- _Exercise requirements_
Check every line of the entries below for the word "Malibu", and copy the ones that have it.

Stored data:
_ _ _

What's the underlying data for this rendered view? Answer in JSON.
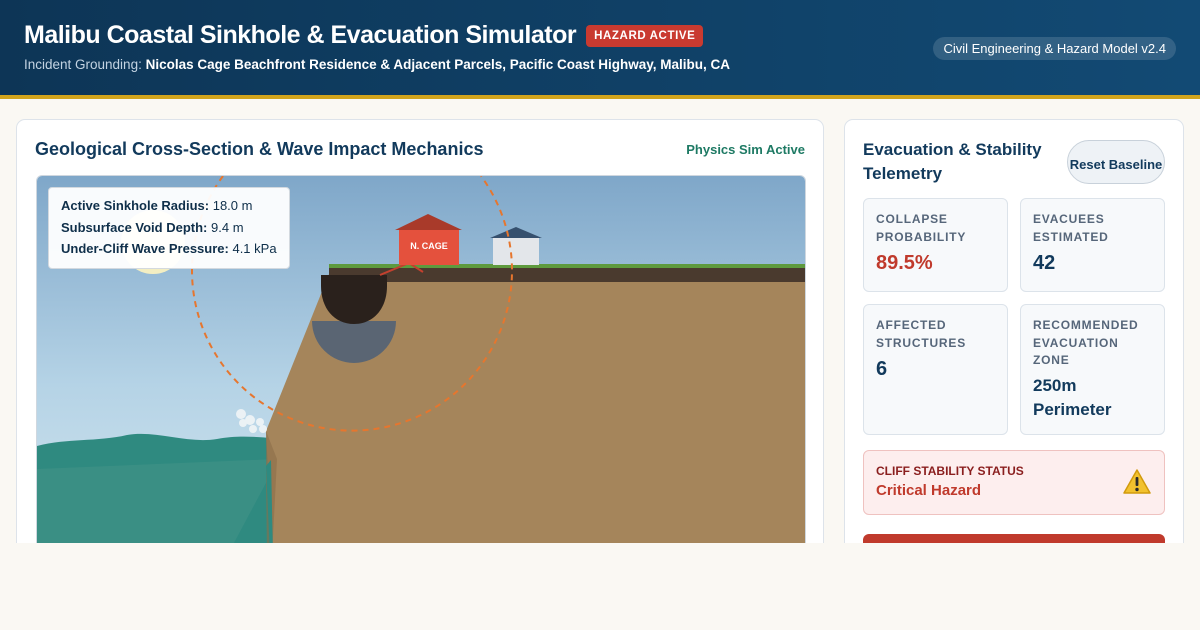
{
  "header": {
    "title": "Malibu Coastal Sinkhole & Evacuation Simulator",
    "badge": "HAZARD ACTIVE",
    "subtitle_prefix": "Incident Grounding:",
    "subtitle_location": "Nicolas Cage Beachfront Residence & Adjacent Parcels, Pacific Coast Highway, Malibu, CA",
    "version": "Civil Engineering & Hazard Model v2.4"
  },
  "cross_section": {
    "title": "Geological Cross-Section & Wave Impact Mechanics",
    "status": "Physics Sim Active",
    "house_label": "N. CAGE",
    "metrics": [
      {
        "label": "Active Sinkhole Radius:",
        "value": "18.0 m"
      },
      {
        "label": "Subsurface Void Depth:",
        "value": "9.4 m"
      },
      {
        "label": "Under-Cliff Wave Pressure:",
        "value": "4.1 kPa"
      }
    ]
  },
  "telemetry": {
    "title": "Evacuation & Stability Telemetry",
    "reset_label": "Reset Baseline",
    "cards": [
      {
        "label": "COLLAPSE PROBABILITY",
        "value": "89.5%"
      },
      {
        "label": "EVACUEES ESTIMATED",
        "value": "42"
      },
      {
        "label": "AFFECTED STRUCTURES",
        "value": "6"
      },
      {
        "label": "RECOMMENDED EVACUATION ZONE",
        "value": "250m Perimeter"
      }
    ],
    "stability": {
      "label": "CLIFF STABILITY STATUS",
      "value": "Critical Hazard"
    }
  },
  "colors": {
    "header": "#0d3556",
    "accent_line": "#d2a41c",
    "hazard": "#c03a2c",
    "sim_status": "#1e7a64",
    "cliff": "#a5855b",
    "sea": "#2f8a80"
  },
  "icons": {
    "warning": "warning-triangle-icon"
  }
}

_ _ _

- _Correct answer_
    "title": "Malibu Coastal Sinkhole & Evacuation Simulator",
    "subtitle_location": "Nicolas Cage Beachfront Residence & Adjacent Parcels, Pacific Coast Highway, Malibu, CA",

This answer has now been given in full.